→ **Stated goal**: Write out exactly, with no other output, the lines below from the one that contains "Read this page and output its text content." through the end.

→ **Given data**:
**********

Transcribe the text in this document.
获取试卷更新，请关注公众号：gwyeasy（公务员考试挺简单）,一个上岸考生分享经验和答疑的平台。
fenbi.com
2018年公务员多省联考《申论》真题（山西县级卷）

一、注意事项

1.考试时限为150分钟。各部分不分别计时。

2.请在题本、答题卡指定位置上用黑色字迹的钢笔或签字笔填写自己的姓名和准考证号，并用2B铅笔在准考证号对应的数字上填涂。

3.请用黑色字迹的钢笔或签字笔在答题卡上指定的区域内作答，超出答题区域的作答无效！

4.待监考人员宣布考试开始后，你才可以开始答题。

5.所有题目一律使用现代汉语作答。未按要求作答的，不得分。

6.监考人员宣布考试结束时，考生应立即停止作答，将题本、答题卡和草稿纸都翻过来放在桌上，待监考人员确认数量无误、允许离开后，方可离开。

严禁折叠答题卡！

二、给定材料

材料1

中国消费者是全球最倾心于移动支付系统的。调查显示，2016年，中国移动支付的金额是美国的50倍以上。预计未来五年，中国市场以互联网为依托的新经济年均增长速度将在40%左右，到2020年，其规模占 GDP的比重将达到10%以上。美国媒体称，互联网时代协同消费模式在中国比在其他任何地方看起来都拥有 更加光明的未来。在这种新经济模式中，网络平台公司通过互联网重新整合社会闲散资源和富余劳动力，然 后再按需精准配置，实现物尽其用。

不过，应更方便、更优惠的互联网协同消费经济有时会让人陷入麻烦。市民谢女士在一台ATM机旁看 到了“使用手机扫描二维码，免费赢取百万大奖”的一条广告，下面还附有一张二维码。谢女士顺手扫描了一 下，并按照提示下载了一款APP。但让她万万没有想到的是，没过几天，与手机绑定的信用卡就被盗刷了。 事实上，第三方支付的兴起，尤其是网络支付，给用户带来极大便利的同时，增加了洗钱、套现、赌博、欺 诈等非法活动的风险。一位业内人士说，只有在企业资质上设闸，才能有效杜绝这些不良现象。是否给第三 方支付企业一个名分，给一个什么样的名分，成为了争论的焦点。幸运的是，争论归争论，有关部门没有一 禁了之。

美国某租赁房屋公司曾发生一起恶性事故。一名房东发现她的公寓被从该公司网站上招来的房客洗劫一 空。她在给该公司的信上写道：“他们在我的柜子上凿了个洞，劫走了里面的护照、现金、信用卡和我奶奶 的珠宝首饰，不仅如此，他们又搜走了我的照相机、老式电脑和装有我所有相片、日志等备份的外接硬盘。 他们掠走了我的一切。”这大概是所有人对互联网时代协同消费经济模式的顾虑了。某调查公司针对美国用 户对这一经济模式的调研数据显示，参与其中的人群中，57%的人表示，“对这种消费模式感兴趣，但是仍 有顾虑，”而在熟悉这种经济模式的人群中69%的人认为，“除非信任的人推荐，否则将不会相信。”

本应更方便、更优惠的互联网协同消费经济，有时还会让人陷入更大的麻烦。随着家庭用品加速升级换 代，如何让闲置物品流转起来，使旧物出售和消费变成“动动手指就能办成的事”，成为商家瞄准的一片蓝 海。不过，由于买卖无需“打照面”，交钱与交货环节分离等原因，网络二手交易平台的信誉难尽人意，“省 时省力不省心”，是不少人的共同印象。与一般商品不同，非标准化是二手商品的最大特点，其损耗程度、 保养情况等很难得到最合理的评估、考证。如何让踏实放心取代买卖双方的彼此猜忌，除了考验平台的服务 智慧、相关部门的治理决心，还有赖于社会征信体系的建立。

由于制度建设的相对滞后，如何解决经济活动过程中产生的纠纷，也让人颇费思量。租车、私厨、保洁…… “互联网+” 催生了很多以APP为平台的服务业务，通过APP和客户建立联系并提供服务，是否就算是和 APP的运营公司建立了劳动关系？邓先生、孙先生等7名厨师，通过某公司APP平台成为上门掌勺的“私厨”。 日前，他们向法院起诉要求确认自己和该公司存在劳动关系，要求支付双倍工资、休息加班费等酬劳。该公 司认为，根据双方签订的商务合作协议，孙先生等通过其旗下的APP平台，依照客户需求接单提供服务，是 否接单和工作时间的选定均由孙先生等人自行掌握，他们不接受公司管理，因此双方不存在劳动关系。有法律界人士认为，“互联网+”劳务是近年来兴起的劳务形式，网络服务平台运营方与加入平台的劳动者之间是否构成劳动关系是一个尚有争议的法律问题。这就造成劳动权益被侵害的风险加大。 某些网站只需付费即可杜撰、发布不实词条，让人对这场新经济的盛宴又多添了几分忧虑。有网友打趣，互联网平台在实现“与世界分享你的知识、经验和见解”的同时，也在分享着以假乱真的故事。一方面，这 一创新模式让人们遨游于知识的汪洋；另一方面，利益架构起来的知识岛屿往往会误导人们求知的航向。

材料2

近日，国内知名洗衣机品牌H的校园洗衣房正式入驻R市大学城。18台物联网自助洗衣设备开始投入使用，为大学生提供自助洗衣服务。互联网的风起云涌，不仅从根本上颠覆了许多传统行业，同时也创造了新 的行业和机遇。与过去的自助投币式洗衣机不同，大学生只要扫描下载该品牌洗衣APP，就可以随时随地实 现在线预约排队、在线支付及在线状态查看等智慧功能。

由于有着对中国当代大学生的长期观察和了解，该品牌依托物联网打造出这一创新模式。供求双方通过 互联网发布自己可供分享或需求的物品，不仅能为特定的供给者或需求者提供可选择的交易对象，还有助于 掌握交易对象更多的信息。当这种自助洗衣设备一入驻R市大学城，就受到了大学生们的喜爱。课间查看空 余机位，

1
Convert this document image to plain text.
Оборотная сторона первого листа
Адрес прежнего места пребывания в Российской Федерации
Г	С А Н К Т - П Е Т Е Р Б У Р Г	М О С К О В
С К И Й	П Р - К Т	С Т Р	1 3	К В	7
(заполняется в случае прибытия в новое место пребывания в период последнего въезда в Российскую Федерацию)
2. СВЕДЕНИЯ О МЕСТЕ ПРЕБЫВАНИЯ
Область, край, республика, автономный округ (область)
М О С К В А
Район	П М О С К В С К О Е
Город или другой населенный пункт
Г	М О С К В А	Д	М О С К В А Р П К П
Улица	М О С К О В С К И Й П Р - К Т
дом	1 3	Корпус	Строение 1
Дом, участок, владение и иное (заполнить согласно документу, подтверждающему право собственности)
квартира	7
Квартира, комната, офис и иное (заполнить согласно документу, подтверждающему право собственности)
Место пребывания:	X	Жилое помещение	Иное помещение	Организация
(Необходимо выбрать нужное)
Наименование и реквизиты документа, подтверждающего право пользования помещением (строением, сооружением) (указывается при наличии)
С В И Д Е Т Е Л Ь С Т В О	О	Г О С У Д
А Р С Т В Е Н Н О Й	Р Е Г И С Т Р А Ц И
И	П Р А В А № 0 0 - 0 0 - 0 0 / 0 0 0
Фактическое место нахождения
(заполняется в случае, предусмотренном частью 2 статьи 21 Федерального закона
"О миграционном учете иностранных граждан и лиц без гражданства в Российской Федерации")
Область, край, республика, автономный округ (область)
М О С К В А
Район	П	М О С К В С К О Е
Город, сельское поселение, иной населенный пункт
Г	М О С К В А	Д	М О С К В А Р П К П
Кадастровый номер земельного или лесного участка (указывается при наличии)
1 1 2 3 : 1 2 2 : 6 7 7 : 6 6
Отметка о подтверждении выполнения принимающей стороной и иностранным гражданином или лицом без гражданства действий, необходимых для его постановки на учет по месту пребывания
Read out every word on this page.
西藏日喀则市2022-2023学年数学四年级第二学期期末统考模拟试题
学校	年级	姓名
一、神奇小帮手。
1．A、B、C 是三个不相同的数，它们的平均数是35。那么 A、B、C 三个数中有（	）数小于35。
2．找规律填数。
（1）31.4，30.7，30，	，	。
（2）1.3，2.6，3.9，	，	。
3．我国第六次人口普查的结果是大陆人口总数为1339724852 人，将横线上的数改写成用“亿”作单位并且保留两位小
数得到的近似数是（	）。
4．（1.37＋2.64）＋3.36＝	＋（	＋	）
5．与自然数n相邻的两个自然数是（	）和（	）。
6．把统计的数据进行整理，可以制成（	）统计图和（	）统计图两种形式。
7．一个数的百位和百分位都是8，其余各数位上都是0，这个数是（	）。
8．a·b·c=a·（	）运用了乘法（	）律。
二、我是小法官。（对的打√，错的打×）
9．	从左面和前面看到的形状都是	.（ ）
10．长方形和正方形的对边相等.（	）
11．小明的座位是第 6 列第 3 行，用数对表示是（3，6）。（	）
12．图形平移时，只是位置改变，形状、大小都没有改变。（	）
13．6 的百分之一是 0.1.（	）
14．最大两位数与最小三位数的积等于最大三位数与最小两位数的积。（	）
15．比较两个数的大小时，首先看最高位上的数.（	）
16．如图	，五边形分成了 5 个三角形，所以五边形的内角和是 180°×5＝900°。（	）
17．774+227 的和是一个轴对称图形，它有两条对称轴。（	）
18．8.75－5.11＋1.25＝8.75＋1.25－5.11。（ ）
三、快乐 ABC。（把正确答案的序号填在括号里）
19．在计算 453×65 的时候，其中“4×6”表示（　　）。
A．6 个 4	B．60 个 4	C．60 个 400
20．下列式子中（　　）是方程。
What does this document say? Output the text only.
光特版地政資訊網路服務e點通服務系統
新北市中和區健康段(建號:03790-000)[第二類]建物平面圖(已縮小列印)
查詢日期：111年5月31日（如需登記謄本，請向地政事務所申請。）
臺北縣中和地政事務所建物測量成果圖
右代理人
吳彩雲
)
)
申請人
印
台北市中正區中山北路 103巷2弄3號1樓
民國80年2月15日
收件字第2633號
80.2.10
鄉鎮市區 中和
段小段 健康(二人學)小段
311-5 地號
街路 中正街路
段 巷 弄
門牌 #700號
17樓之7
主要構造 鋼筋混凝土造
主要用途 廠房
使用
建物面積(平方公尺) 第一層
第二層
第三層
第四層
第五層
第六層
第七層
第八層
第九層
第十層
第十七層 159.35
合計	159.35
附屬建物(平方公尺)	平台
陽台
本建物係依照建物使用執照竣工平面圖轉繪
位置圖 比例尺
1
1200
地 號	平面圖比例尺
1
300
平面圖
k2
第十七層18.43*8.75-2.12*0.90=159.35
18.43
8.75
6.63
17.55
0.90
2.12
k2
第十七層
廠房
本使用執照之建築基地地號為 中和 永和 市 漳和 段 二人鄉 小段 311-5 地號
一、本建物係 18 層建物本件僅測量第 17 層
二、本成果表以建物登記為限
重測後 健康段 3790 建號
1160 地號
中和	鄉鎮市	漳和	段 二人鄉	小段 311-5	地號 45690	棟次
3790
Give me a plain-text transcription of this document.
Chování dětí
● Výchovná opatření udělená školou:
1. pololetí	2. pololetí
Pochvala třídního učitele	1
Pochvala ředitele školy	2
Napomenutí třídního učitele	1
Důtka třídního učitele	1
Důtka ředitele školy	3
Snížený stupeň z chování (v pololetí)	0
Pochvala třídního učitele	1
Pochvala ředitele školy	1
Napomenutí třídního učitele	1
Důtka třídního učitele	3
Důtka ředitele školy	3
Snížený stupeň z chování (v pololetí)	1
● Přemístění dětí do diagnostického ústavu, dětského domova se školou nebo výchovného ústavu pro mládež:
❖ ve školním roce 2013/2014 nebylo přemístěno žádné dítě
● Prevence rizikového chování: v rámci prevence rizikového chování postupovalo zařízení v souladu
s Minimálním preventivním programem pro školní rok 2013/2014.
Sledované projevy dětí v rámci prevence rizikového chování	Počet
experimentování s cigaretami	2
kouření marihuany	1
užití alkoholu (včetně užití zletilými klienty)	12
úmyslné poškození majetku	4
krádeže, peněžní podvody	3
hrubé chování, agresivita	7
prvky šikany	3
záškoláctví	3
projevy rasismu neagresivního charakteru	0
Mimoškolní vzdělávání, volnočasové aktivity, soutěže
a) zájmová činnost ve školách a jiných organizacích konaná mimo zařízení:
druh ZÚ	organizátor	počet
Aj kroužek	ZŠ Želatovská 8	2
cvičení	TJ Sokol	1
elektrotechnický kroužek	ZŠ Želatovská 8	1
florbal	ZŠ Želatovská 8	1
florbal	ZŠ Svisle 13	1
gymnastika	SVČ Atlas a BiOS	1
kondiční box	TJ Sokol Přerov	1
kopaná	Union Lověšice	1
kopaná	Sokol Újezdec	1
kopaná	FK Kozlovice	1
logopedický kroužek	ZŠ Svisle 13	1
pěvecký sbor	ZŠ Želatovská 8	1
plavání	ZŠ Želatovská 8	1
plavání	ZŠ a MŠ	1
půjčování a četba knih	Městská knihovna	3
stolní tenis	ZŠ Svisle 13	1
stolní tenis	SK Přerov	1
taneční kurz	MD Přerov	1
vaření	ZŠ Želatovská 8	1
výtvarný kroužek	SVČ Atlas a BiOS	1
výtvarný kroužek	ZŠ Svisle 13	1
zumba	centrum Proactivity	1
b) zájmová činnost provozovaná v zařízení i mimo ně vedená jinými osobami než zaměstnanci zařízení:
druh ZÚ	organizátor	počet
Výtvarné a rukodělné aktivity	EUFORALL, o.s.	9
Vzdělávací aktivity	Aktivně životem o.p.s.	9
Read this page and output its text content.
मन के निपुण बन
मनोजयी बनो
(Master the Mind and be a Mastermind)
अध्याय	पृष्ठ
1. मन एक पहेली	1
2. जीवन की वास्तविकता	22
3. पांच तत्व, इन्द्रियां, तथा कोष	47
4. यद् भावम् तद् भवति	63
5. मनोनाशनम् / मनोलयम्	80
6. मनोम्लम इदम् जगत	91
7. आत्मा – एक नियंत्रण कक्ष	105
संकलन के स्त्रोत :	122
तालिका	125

**********

→ **Complete answer**:
Read this page and output its text content.
मन के निपुण बन
मनोजयी बनो
(Master the Mind and be a Mastermind)
अध्याय	पृष्ठ
1. मन एक पहेली	1
2. जीवन की वास्तविकता	22
3. पांच तत्व, इन्द्रियां, तथा कोष	47
4. यद् भावम् तद् भवति	63
5. मनोनाशनम् / मनोलयम्	80
6. मनोम्लम इदम् जगत	91
7. आत्मा – एक नियंत्रण कक्ष	105
संकलन के स्त्रोत :	122
तालिका	125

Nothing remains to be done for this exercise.